- _QUOTED TEXT_
-------------------------

Instead I say classify them correctly. Abolish 'tech' as a label. Want to do media, then you are a media company with all the rights and regulations associated with it. Want to sell food, you are a grocer. Being a tech grocer isn't a thing. You are a grocer. Uber is a cab company. If you stop giving favored treatment to companies that are 'on the internet!' then the markets will fix themselves and the problem will go away.
Ben
at April 23, 2018 1:46 PM
Cybersecurity is hard. It is even harder when you disable things like screen locks because they're inconvenient. Someone with skills and inclined to do harm could have made very good use of target like this.
Near the end of an essay published Friday, New York Times writer Amy Chozick reveals something she claims to have never told anybody before while covering the Clinton campaign.
"I never told anyone this, but one time when I’d been visiting the Brooklyn campaign headquarters I found an iPhone in the women’s room," Chozick wrote in the piece adapted from her forthcoming book, "Chasing Hillary: Ten Years, Two Presidential Campaigns, and One Intact Glass Ceiling." "I wasn’t sure, but it seemed to belong to Mr. Podesta’s assistant because when I picked it up, a flood of calendar alerts for him popped up."
So it isn't the markets that have failed as Galloway claims. It is the government.
So...maybe instead of shackling these internet giants, we should unshackle their erstwhile competitors? and lower the barriers of entry into the market and maybe attract new players?

-------------------------

- _EXERCISES_
a) In the comments above on tech regulation, what kind of company is Uber said to be?
b) Carry on the comments on tech regulation from the point where they stop.
The rows come from a separate source that has no connection to the comments above.

-------------------------

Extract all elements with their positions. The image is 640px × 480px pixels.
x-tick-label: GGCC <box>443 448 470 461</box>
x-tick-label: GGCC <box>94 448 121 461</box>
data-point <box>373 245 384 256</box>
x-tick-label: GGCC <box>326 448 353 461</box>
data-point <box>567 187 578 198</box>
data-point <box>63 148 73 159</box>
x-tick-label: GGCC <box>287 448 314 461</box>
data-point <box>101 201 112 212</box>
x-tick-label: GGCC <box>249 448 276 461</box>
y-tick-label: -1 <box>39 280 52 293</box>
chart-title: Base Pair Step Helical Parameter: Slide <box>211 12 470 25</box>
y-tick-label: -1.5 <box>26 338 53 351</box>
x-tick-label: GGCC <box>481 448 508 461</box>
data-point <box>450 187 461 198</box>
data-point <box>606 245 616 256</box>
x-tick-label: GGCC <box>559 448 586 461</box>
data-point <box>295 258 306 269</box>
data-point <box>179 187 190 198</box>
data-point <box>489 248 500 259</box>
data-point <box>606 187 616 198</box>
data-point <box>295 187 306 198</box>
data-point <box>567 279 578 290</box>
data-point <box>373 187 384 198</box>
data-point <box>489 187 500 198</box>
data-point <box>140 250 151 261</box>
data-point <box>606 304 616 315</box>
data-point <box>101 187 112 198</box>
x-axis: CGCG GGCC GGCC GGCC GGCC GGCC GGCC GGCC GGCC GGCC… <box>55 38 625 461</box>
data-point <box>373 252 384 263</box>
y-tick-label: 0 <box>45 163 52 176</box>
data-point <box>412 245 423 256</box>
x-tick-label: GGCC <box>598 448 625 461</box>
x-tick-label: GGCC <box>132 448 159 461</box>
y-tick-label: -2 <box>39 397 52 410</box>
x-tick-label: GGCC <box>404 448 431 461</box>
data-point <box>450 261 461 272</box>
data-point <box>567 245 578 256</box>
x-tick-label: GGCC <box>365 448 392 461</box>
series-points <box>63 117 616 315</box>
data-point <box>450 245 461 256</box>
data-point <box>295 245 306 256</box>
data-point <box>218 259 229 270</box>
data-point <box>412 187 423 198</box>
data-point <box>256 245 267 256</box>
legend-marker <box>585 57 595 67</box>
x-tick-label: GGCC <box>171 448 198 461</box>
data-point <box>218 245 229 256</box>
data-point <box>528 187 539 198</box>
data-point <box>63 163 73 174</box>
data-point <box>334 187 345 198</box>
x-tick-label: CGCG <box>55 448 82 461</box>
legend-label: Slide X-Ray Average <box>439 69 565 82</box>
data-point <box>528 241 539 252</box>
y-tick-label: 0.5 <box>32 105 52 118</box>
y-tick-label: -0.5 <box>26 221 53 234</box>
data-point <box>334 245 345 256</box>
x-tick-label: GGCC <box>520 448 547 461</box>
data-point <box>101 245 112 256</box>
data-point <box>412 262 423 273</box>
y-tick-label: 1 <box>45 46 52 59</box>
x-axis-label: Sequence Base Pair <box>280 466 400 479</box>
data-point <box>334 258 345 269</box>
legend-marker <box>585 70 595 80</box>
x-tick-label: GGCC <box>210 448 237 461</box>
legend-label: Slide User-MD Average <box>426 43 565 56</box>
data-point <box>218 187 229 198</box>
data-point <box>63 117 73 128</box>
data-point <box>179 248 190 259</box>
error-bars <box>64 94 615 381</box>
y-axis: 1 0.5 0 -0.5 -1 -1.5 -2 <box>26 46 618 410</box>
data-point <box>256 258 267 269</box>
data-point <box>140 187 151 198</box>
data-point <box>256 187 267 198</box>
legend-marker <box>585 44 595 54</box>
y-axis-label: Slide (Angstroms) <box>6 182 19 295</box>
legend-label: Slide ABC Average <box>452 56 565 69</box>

-------------------------

- _ANSWER LIST_
a) A cab company.

b)
Remember there is a reason why the major companies got on board with ObamaCare: the employer mandate would insure that they would never face a newer, nimbler competitor in their market. No one would ever get big enough to become a threat, since there was too much incentive to stay small.
I R A Darth Aggie
at April 23, 2018 2:09 PM
Insisting on perfect safety is for people who don't have the balls to live in the real world.
What's more dangerous: rugby, or a walk in the woods? At Pennsylvania State University, the administrators apparently think it's the latter.
The student "Outing Club," which has gone backpacking, kayaking, and hiking in state parks over the course of its 98-year-existence, will no longer be allowed to host outdoor events after administrators conducted a risk assessment, according to The Pittsburgh Post-Gazette.
> maybe instead of shackling these
> internet giants, we should unshackle
> their erstwhile competitors
✓
Crid
at April 23, 2018 2:23 PM
But if you claim you are 'tech' then you can get around the old regulations tied to your business. That gives these companies an unfair competitive advantage. Same with the tax loopholes. ~ Ben at April 23, 2018 1:46 PM
Again, Congress does not understand tech, thinking it is an industry unto itself and not simply a way of getting something done.
Facebook is an updated AOL, a media company. Twitter is a broadcasting company, again media.
If the old regulations unfairly hamstring newly emerged companies using new technologies, like Facebook or Twitter, perhaps the regulations need to be reviewed and rewritten. Instead, we're trying to govern the Internet using the 1934 Telecommunications Act.
So...maybe instead of shackling these internet giants, we should unshackle their erstwhile competitors? and lower the barriers of entry into the market and maybe attract new players? ~ I R A Darth Aggie at April 23, 2018 2:09 PM
Exactly.
Apropos of both these comments: FedEx is eating UPS's lunch because UPS is classified as a "trucking" company and hobbled by trucking regulations (2010 article from The Hill). FedEx is classified as an airline/railroad. They face different regulatory hurdles, UPS falls under the NLRA and FedEx the Railway Labor Act - but they're in the same business.
Because they're classified differently, they have to deal with very different unions, UPS with a Teamsters union that can go on strike and FedEx with a union that cannot.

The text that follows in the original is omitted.